Recast each row below as a Markdown table with two columns, Index and Content, numbering the rows in order and leaving out any blank lines.

- _SUPPLIED MATERIAL_:
================
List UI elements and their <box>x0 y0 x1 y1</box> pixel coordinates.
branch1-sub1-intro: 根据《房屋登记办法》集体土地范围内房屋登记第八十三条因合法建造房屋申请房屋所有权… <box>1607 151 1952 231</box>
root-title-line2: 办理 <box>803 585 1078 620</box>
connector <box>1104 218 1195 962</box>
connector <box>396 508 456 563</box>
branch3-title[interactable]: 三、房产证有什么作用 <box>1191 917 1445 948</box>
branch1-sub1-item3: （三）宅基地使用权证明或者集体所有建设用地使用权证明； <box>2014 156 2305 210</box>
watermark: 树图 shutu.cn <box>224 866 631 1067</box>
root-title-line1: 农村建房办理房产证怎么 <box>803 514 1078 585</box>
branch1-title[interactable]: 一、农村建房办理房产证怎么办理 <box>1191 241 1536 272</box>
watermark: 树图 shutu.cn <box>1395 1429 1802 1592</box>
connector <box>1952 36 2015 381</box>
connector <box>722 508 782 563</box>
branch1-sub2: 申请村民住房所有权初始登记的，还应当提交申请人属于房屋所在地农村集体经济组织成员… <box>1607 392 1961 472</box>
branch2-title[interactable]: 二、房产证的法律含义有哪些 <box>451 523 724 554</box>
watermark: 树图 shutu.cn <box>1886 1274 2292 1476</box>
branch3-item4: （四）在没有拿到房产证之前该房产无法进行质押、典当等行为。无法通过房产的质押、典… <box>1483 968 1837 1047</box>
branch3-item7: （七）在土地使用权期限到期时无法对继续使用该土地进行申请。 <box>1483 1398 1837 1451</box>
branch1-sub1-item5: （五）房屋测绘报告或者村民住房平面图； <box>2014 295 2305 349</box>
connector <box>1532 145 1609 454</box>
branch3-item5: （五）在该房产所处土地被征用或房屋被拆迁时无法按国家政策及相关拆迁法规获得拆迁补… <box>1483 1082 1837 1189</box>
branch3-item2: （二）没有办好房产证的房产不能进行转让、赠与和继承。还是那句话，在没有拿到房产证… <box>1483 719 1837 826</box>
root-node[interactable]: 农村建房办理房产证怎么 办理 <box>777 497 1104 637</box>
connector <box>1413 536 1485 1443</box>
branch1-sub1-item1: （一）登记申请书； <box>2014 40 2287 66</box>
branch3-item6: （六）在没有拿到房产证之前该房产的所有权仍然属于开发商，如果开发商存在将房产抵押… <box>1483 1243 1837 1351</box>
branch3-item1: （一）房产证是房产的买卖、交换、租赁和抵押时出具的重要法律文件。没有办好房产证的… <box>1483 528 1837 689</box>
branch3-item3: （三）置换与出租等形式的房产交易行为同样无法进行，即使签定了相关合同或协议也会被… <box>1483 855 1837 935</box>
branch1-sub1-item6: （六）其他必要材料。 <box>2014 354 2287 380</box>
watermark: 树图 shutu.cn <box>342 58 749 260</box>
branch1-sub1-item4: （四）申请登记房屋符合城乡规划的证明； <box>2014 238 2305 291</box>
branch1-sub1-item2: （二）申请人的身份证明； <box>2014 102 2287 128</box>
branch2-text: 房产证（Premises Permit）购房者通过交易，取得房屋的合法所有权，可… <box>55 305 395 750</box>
================
- _WRITTEN REPLY_:
| Index | Content |
|---|---|
| 1 | List UI elements and their <box>x0 y0 x1 y1</box> pixel coordinates. |
| 2 | branch1-sub1-intro: 根据《房屋登记办法》集体土地范围内房屋登记第八十三条因合法建造房屋申请房屋所有权… <box>1607 151 1952 231</box> |
| 3 | root-title-line2: 办理 <box>803 585 1078 620</box> |
| 4 | connector <box>1104 218 1195 962</box> |
| 5 | connector <box>396 508 456 563</box> |
| 6 | branch3-title[interactable]: 三、房产证有什么作用 <box>1191 917 1445 948</box> |
| 7 | branch1-sub1-item3: （三）宅基地使用权证明或者集体所有建设用地使用权证明； <box>2014 156 2305 210</box> |
| 8 | watermark: 树图 shutu.cn <box>224 866 631 1067</box> |
| 9 | root-title-line1: 农村建房办理房产证怎么 <box>803 514 1078 585</box> |
| 10 | branch1-title[interactable]: 一、农村建房办理房产证怎么办理 <box>1191 241 1536 272</box> |
| 11 | watermark: 树图 shutu.cn <box>1395 1429 1802 1592</box> |
| 12 | connector <box>1952 36 2015 381</box> |
| 13 | connector <box>722 508 782 563</box> |
| 14 | branch1-sub2: 申请村民住房所有权初始登记的，还应当提交申请人属于房屋所在地农村集体经济组织成员… <box>1607 392 1961 472</box> |
| 15 | branch2-title[interactable]: 二、房产证的法律含义有哪些 <box>451 523 724 554</box> |
| 16 | watermark: 树图 shutu.cn <box>1886 1274 2292 1476</box> |
| 17 | branch3-item4: （四）在没有拿到房产证之前该房产无法进行质押、典当等行为。无法通过房产的质押、典… <box>1483 968 1837 1047</box> |
| 18 | branch3-item7: （七）在土地使用权期限到期时无法对继续使用该土地进行申请。 <box>1483 1398 1837 1451</box> |
| 19 | branch1-sub1-item5: （五）房屋测绘报告或者村民住房平面图； <box>2014 295 2305 349</box> |
| 20 | connector <box>1532 145 1609 454</box> |
| 21 | branch3-item5: （五）在该房产所处土地被征用或房屋被拆迁时无法按国家政策及相关拆迁法规获得拆迁补… <box>1483 1082 1837 1189</box> |
| 22 | branch3-item2: （二）没有办好房产证的房产不能进行转让、赠与和继承。还是那句话，在没有拿到房产证… <box>1483 719 1837 826</box> |
| 23 | root-node[interactable]: 农村建房办理房产证怎么 办理 <box>777 497 1104 637</box> |
| 24 | connector <box>1413 536 1485 1443</box> |
| 25 | branch1-sub1-item1: （一）登记申请书； <box>2014 40 2287 66</box> |
| 26 | branch3-item6: （六）在没有拿到房产证之前该房产的所有权仍然属于开发商，如果开发商存在将房产抵押… <box>1483 1243 1837 1351</box> |
| 27 | branch3-item1: （一）房产证是房产的买卖、交换、租赁和抵押时出具的重要法律文件。没有办好房产证的… <box>1483 528 1837 689</box> |
| 28 | branch3-item3: （三）置换与出租等形式的房产交易行为同样无法进行，即使签定了相关合同或协议也会被… <box>1483 855 1837 935</box> |
| 29 | branch1-sub1-item6: （六）其他必要材料。 <box>2014 354 2287 380</box> |
| 30 | watermark: 树图 shutu.cn <box>342 58 749 260</box> |
| 31 | branch1-sub1-item4: （四）申请登记房屋符合城乡规划的证明； <box>2014 238 2305 291</box> |
| 32 | branch1-sub1-item2: （二）申请人的身份证明； <box>2014 102 2287 128</box> |
| 33 | branch2-text: 房产证（Premises Permit）购房者通过交易，取得房屋的合法所有权，可… <box>55 305 395 750</box> |